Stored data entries
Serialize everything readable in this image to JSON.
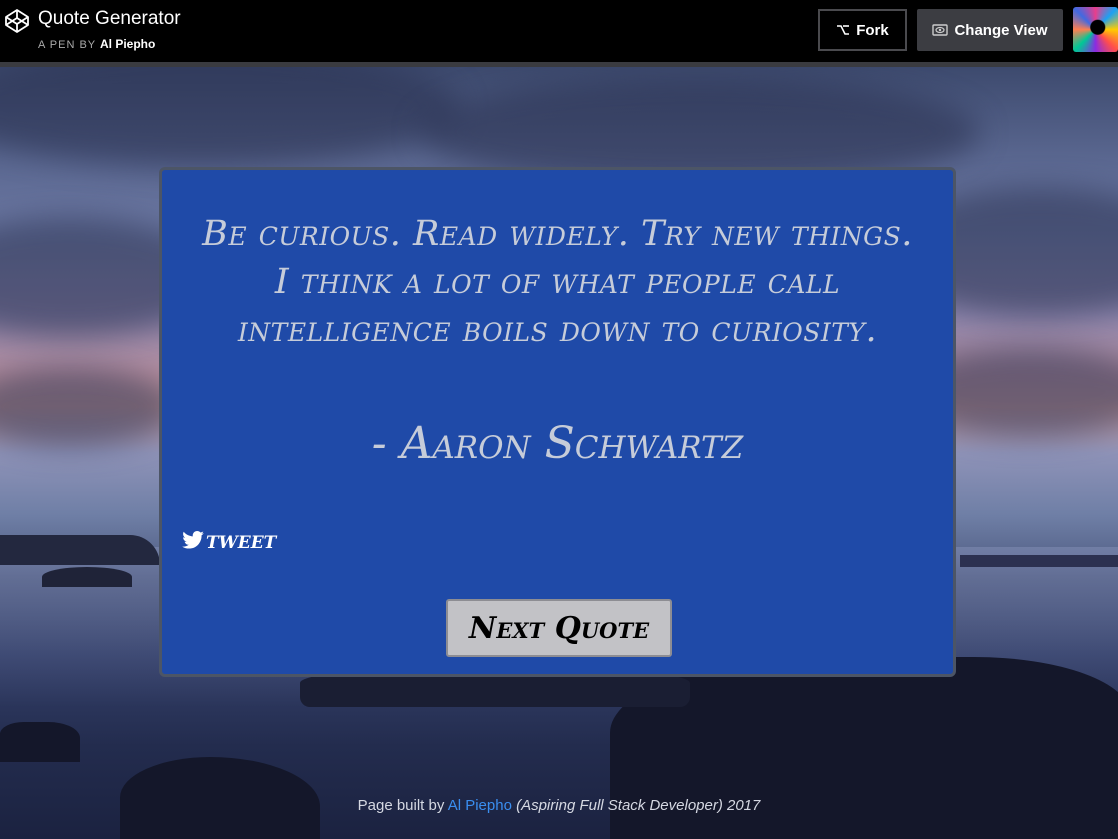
{
  "header": {
    "title": "Quote Generator",
    "byline_prefix": "A PEN BY",
    "author": "Al Piepho",
    "fork_label": "Fork",
    "change_view_label": "Change View"
  },
  "quote": {
    "text": "Be curious. Read widely. Try new things. I think a lot of what people call intelligence boils down to curiosity.",
    "author": "- Aaron Schwartz"
  },
  "actions": {
    "tweet_label": "tweet",
    "next_label": "Next Quote"
  },
  "footer": {
    "prefix": "Page built by",
    "author_link": "Al Piepho",
    "suffix": "(Aspiring Full Stack Developer) 2017"
  },
  "colors": {
    "card_bg": "#1f4aa8",
    "quote_text": "#c6ccd9",
    "link": "#3a8ef0",
    "topbar": "#000000"
  },
  "icons": {
    "logo": "codepen-logo-icon",
    "fork": "fork-icon",
    "view": "eye-icon",
    "tweet": "twitter-bird-icon"
  }
}
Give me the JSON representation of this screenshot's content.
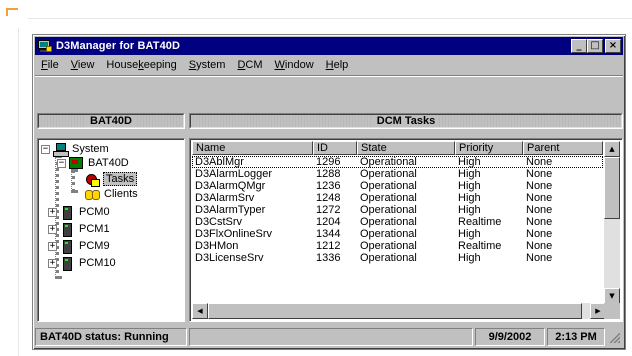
{
  "window": {
    "title": "D3Manager for BAT40D",
    "minimize": "_",
    "maximize": "□",
    "close": "×"
  },
  "menu": [
    {
      "label": "File",
      "accel": "F"
    },
    {
      "label": "View",
      "accel": "V"
    },
    {
      "label": "Housekeeping",
      "accel": "k"
    },
    {
      "label": "System",
      "accel": "S"
    },
    {
      "label": "DCM",
      "accel": "D"
    },
    {
      "label": "Window",
      "accel": "W"
    },
    {
      "label": "Help",
      "accel": "H"
    }
  ],
  "left_pane": {
    "header": "BAT40D",
    "tree": {
      "system": "System",
      "host": "BAT40D",
      "tasks": "Tasks",
      "clients": "Clients",
      "pcm0": "PCM0",
      "pcm1": "PCM1",
      "pcm9": "PCM9",
      "pcm10": "PCM10",
      "expanded": "−",
      "collapsed": "+"
    }
  },
  "right_pane": {
    "header": "DCM Tasks",
    "columns": [
      "Name",
      "ID",
      "State",
      "Priority",
      "Parent"
    ],
    "rows": [
      [
        "D3AblMgr",
        "1296",
        "Operational",
        "High",
        "None"
      ],
      [
        "D3AlarmLogger",
        "1288",
        "Operational",
        "High",
        "None"
      ],
      [
        "D3AlarmQMgr",
        "1236",
        "Operational",
        "High",
        "None"
      ],
      [
        "D3AlarmSrv",
        "1248",
        "Operational",
        "High",
        "None"
      ],
      [
        "D3AlarmTyper",
        "1272",
        "Operational",
        "High",
        "None"
      ],
      [
        "D3CstSrv",
        "1204",
        "Operational",
        "Realtime",
        "None"
      ],
      [
        "D3FlxOnlineSrv",
        "1344",
        "Operational",
        "High",
        "None"
      ],
      [
        "D3HMon",
        "1212",
        "Operational",
        "Realtime",
        "None"
      ],
      [
        "D3LicenseSrv",
        "1336",
        "Operational",
        "High",
        "None"
      ]
    ],
    "scroll_up": "▲",
    "scroll_down": "▼",
    "scroll_left": "◀",
    "scroll_right": "▶"
  },
  "status": {
    "text": "BAT40D status:  Running",
    "middle": "",
    "date": "9/9/2002",
    "time": "2:13 PM"
  }
}
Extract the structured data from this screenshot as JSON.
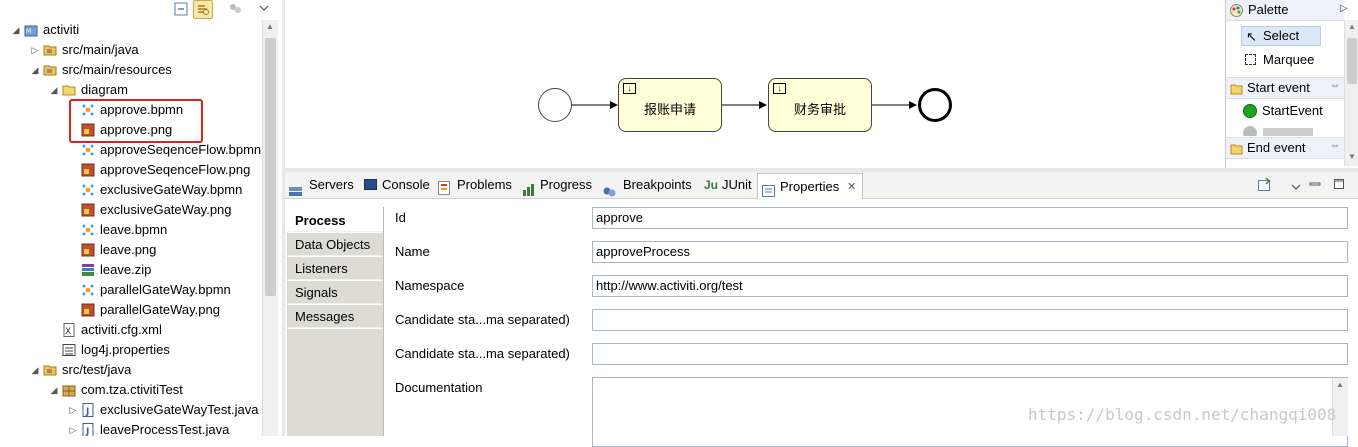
{
  "explorer": {
    "toolbar": {
      "collapse": "collapse-all-icon",
      "link": "link-with-editor-icon",
      "filter": "filter-icon",
      "menu": "view-menu-icon"
    },
    "tree": [
      {
        "label": "activiti",
        "icon": "project",
        "indent": 0,
        "arrow": "down"
      },
      {
        "label": "src/main/java",
        "icon": "srcfolder",
        "indent": 1,
        "arrow": "right"
      },
      {
        "label": "src/main/resources",
        "icon": "srcfolder",
        "indent": 1,
        "arrow": "down"
      },
      {
        "label": "diagram",
        "icon": "folder",
        "indent": 2,
        "arrow": "down"
      },
      {
        "label": "approve.bpmn",
        "icon": "bpmn",
        "indent": 3,
        "arrow": ""
      },
      {
        "label": "approve.png",
        "icon": "png",
        "indent": 3,
        "arrow": ""
      },
      {
        "label": "approveSeqenceFlow.bpmn",
        "icon": "bpmn",
        "indent": 3,
        "arrow": ""
      },
      {
        "label": "approveSeqenceFlow.png",
        "icon": "png",
        "indent": 3,
        "arrow": ""
      },
      {
        "label": "exclusiveGateWay.bpmn",
        "icon": "bpmn",
        "indent": 3,
        "arrow": ""
      },
      {
        "label": "exclusiveGateWay.png",
        "icon": "png",
        "indent": 3,
        "arrow": ""
      },
      {
        "label": "leave.bpmn",
        "icon": "bpmn",
        "indent": 3,
        "arrow": ""
      },
      {
        "label": "leave.png",
        "icon": "png",
        "indent": 3,
        "arrow": ""
      },
      {
        "label": "leave.zip",
        "icon": "zip",
        "indent": 3,
        "arrow": ""
      },
      {
        "label": "parallelGateWay.bpmn",
        "icon": "bpmn",
        "indent": 3,
        "arrow": ""
      },
      {
        "label": "parallelGateWay.png",
        "icon": "png",
        "indent": 3,
        "arrow": ""
      },
      {
        "label": "activiti.cfg.xml",
        "icon": "xml",
        "indent": 2,
        "arrow": ""
      },
      {
        "label": "log4j.properties",
        "icon": "props",
        "indent": 2,
        "arrow": ""
      },
      {
        "label": "src/test/java",
        "icon": "srcfolder",
        "indent": 1,
        "arrow": "down"
      },
      {
        "label": "com.tza.ctivitiTest",
        "icon": "package",
        "indent": 2,
        "arrow": "down"
      },
      {
        "label": "exclusiveGateWayTest.java",
        "icon": "java",
        "indent": 3,
        "arrow": "right"
      },
      {
        "label": "leaveProcessTest.java",
        "icon": "java",
        "indent": 3,
        "arrow": "right"
      }
    ]
  },
  "diagram": {
    "tasks": [
      {
        "label": "报账申请"
      },
      {
        "label": "财务审批"
      }
    ],
    "start_event": "start-event-icon",
    "end_event": "end-event-icon"
  },
  "palette": {
    "title": "Palette",
    "select": "Select",
    "marquee": "Marquee",
    "start_group": "Start event",
    "start_item": "StartEvent",
    "end_group": "End event",
    "colors": {
      "start_event": "#1ea51e",
      "header": "#eef2f8"
    }
  },
  "views": {
    "tabs": [
      "Servers",
      "Console",
      "Problems",
      "Progress",
      "Breakpoints",
      "JUnit",
      "Properties"
    ],
    "active": "Properties"
  },
  "properties": {
    "tabs": [
      "Process",
      "Data Objects",
      "Listeners",
      "Signals",
      "Messages"
    ],
    "active_tab": "Process",
    "fields": [
      {
        "label": "Id",
        "value": "approve"
      },
      {
        "label": "Name",
        "value": "approveProcess"
      },
      {
        "label": "Namespace",
        "value": "http://www.activiti.org/test"
      },
      {
        "label": "Candidate sta...ma separated)",
        "value": ""
      },
      {
        "label": "Candidate sta...ma separated)",
        "value": ""
      },
      {
        "label": "Documentation",
        "value": ""
      }
    ]
  },
  "watermark": "https://blog.csdn.net/changqi008"
}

- **WRITTEN EXERCISE**
Return only the number of lines in the data above that include the word "Piepho".

- **TASK RESULT**
2